**Information provided**
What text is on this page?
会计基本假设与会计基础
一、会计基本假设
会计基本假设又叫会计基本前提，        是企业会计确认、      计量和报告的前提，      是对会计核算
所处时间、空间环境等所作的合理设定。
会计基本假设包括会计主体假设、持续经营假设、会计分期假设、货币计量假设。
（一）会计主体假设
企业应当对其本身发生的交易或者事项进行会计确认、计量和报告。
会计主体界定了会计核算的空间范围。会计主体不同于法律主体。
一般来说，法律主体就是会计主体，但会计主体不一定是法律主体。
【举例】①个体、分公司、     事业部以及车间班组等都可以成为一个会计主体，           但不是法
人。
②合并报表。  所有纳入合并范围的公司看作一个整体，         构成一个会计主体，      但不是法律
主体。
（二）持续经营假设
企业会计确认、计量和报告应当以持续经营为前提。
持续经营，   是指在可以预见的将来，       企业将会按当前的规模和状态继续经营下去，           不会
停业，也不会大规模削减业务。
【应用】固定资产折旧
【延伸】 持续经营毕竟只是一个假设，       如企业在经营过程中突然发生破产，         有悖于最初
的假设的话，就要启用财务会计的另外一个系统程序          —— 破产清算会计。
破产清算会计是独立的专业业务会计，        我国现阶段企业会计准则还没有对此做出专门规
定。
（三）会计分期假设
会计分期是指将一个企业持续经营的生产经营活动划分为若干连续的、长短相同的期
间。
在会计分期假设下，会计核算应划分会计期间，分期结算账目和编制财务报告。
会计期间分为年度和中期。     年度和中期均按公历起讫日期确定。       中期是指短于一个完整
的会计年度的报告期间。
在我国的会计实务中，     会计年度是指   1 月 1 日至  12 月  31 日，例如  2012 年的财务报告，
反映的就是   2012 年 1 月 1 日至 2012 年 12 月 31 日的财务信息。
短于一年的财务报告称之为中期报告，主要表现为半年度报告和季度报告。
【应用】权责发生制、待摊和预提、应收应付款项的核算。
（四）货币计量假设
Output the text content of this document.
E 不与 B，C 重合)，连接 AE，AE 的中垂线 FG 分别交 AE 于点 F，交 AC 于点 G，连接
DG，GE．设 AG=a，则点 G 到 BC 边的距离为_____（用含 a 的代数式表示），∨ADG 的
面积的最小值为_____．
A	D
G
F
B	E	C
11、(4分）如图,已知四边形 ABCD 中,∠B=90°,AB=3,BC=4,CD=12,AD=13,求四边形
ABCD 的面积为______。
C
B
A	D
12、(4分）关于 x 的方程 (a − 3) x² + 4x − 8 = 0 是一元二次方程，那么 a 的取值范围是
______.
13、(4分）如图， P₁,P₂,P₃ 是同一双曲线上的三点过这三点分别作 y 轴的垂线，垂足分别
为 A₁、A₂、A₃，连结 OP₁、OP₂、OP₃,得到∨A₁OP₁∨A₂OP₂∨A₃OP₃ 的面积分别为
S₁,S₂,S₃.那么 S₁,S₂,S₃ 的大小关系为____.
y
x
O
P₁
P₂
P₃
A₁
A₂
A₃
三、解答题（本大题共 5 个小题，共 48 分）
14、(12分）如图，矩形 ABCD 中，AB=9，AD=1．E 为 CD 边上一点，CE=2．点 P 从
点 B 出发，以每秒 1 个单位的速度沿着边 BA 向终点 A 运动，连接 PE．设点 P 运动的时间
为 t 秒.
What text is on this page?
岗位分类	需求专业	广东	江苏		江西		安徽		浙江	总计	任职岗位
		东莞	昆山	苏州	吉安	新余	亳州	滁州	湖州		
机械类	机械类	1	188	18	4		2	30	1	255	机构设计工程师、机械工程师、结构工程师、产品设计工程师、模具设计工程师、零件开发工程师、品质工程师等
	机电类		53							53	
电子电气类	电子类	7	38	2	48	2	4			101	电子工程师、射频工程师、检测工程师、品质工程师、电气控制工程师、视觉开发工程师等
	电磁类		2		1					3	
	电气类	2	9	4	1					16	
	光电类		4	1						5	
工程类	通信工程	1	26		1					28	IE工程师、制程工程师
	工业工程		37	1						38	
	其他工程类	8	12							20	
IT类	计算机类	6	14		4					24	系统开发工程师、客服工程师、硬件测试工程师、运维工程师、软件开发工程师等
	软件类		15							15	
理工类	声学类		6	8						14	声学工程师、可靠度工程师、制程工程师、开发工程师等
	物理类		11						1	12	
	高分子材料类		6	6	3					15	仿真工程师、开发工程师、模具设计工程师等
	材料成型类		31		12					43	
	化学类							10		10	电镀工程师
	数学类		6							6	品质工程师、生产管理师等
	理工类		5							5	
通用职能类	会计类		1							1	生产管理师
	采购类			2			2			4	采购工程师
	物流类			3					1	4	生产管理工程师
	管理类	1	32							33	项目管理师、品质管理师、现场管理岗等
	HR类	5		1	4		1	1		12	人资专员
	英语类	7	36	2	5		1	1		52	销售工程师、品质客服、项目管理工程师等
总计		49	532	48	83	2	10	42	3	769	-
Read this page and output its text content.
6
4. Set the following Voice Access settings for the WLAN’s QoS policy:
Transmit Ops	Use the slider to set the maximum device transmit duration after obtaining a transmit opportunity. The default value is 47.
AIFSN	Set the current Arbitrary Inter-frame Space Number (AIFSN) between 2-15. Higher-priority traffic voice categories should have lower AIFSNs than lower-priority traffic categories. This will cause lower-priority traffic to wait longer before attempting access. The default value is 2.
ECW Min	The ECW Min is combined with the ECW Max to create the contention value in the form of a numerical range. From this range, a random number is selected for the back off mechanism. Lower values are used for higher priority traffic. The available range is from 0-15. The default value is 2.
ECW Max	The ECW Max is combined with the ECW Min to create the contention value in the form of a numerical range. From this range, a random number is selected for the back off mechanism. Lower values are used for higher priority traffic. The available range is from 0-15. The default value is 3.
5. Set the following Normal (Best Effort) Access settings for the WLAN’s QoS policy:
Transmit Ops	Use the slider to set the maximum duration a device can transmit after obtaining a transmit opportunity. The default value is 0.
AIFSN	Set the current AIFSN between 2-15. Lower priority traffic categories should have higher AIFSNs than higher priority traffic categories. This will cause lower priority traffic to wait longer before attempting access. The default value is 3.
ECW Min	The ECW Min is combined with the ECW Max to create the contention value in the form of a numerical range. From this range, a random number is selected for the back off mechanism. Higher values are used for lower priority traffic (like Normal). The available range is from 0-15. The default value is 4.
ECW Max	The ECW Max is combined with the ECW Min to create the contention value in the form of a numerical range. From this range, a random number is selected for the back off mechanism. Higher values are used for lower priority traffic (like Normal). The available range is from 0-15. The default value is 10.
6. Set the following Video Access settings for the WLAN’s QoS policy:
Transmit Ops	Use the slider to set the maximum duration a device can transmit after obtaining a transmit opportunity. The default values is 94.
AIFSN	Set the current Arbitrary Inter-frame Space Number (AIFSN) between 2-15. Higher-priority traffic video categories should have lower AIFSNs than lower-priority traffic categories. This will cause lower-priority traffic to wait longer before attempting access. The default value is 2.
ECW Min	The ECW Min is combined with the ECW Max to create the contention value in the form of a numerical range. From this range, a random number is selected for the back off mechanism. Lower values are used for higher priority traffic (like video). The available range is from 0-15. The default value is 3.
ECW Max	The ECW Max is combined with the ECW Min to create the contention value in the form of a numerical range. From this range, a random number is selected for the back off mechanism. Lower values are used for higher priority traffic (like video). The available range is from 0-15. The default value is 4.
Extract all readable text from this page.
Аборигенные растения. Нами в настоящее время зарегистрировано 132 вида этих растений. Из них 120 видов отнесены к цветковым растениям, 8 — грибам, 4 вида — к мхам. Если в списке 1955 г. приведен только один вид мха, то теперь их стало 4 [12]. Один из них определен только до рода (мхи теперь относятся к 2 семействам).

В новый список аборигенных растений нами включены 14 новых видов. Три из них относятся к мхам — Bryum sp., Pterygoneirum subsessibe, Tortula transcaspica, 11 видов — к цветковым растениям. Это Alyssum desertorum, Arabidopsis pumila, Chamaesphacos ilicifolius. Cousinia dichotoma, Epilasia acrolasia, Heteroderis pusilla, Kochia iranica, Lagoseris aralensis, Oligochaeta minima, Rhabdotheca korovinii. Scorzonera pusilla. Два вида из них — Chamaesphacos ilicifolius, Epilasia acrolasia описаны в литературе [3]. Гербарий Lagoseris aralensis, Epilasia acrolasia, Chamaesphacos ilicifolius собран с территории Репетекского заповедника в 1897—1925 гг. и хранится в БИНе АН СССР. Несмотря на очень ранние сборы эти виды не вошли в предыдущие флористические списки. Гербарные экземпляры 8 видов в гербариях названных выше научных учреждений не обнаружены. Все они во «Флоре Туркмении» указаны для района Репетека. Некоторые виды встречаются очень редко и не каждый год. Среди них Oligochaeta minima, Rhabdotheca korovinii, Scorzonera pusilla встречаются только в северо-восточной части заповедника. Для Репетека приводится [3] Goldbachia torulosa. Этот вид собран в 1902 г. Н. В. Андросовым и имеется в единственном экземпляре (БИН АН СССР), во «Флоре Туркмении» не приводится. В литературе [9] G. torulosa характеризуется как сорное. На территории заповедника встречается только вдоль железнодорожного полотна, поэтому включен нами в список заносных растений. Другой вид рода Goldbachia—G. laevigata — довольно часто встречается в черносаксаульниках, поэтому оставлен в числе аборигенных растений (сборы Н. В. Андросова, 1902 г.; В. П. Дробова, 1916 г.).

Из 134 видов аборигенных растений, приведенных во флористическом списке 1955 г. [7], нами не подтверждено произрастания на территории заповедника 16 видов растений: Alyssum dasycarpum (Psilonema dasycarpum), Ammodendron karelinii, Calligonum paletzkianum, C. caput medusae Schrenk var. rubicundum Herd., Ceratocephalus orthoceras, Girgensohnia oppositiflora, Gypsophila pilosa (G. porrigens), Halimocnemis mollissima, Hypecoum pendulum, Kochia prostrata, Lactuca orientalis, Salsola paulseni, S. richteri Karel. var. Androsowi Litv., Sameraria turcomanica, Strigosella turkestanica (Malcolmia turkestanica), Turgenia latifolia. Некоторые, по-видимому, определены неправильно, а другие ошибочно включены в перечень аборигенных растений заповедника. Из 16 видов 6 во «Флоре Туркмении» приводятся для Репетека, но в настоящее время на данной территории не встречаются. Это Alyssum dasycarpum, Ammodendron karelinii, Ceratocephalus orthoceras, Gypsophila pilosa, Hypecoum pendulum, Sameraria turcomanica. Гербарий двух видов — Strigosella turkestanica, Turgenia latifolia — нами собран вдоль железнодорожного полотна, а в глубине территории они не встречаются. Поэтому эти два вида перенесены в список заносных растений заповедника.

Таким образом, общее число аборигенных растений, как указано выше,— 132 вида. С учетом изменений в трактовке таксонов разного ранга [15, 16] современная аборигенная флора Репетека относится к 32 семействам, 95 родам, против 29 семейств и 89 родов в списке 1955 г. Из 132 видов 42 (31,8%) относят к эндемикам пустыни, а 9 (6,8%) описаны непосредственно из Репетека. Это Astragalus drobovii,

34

**Task to carry out**
Say how many lines in the records above hold "制程工程师", and give no other text.

**Task answer**
2